▶ _Description of the task_
How many of the lines here include "goods"? Answer with a single number.

Stored items from a collection:
··········

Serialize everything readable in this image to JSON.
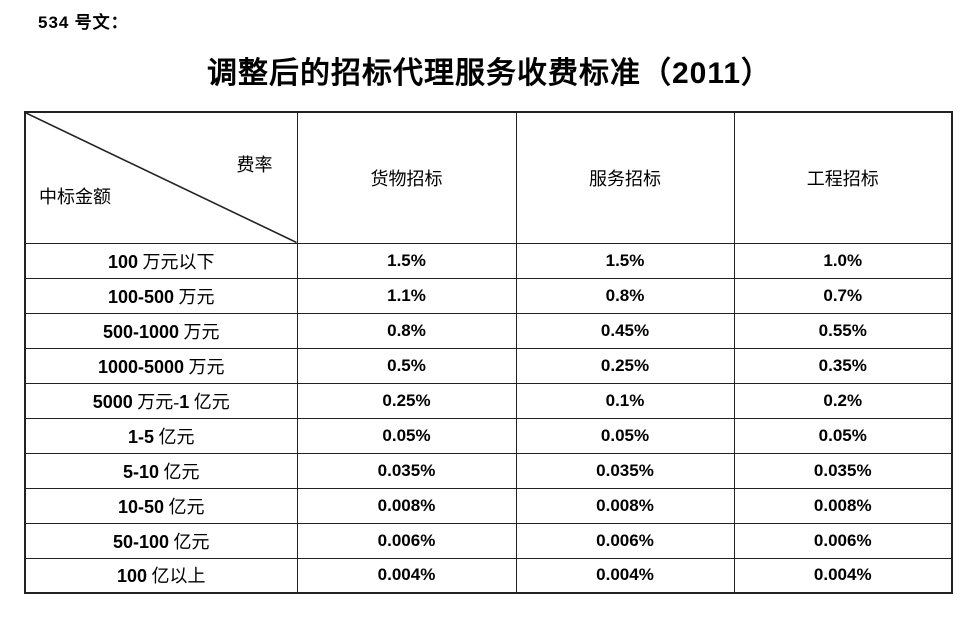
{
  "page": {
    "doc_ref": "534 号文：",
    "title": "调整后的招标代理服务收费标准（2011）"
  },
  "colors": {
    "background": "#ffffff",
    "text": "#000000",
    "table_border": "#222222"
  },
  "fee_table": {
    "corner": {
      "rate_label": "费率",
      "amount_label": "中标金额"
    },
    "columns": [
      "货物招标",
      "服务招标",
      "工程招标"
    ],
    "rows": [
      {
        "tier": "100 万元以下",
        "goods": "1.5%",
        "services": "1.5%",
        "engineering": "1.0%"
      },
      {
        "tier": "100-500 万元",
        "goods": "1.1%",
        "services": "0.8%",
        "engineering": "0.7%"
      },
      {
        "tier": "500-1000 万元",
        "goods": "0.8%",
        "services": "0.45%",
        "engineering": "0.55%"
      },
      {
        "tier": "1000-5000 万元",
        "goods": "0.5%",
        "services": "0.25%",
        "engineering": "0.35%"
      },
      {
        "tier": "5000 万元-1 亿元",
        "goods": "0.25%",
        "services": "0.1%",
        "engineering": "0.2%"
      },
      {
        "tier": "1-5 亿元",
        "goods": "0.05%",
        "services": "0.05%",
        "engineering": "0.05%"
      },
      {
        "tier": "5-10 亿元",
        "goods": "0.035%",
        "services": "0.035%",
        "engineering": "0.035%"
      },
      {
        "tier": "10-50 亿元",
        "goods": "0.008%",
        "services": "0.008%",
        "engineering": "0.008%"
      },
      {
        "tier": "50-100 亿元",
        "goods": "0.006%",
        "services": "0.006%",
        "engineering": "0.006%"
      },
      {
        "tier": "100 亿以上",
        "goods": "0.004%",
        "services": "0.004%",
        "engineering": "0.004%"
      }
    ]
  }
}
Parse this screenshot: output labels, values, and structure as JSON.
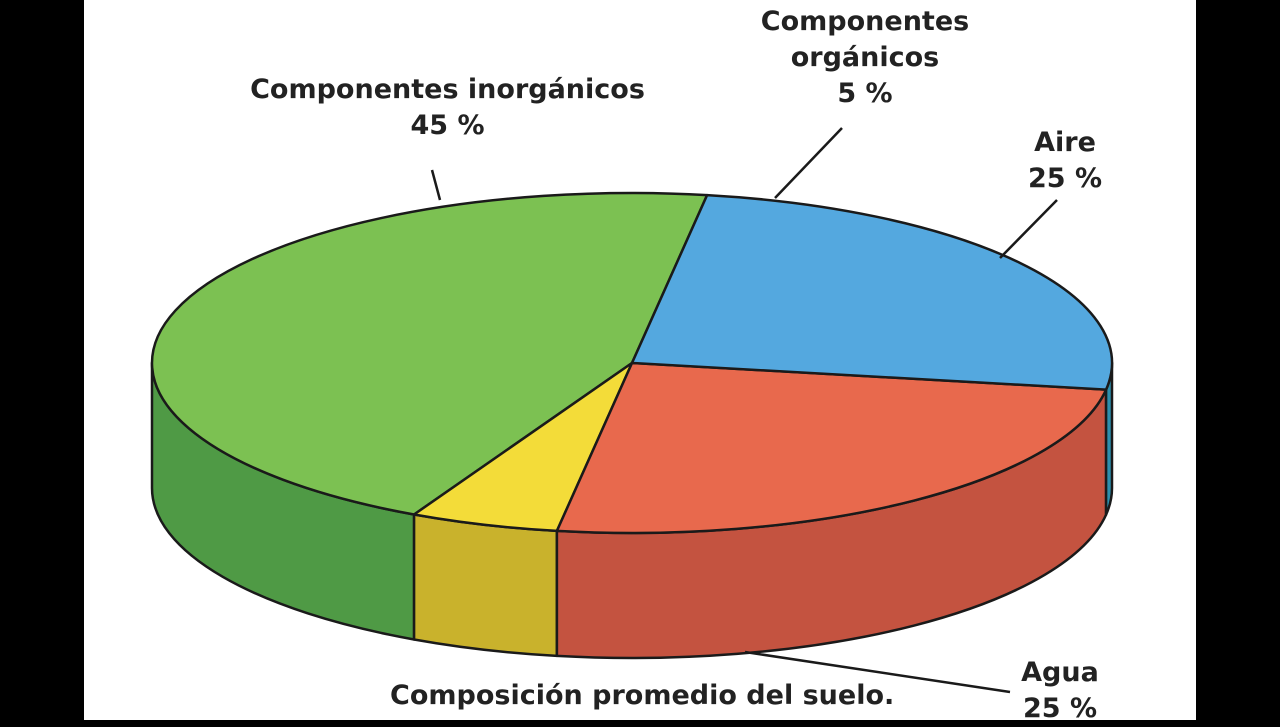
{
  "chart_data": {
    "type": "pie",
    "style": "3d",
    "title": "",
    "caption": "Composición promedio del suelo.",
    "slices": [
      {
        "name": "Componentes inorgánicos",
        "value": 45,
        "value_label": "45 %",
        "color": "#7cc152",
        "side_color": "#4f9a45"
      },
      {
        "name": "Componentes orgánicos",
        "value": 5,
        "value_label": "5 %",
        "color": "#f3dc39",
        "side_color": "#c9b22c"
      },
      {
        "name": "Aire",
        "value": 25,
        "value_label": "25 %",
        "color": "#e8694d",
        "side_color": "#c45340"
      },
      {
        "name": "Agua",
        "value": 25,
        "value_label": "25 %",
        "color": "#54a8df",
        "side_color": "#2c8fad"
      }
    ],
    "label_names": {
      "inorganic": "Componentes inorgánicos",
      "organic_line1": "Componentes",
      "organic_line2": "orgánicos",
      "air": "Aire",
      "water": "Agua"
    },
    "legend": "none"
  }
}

··········

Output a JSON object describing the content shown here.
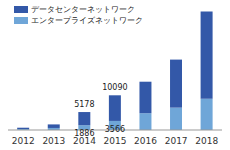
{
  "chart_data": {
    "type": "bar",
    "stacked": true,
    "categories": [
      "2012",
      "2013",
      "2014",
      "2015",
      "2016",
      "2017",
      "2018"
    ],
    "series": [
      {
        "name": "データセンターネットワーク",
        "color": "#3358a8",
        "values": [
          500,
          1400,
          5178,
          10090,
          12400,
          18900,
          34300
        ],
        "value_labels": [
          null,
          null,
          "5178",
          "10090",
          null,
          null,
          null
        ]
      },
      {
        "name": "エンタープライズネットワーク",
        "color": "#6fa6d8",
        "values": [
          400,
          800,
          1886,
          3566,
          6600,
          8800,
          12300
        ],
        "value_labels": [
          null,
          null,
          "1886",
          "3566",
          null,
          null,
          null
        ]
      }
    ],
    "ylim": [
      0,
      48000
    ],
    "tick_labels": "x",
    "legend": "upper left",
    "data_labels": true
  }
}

··········

▶ _Response to the task_
10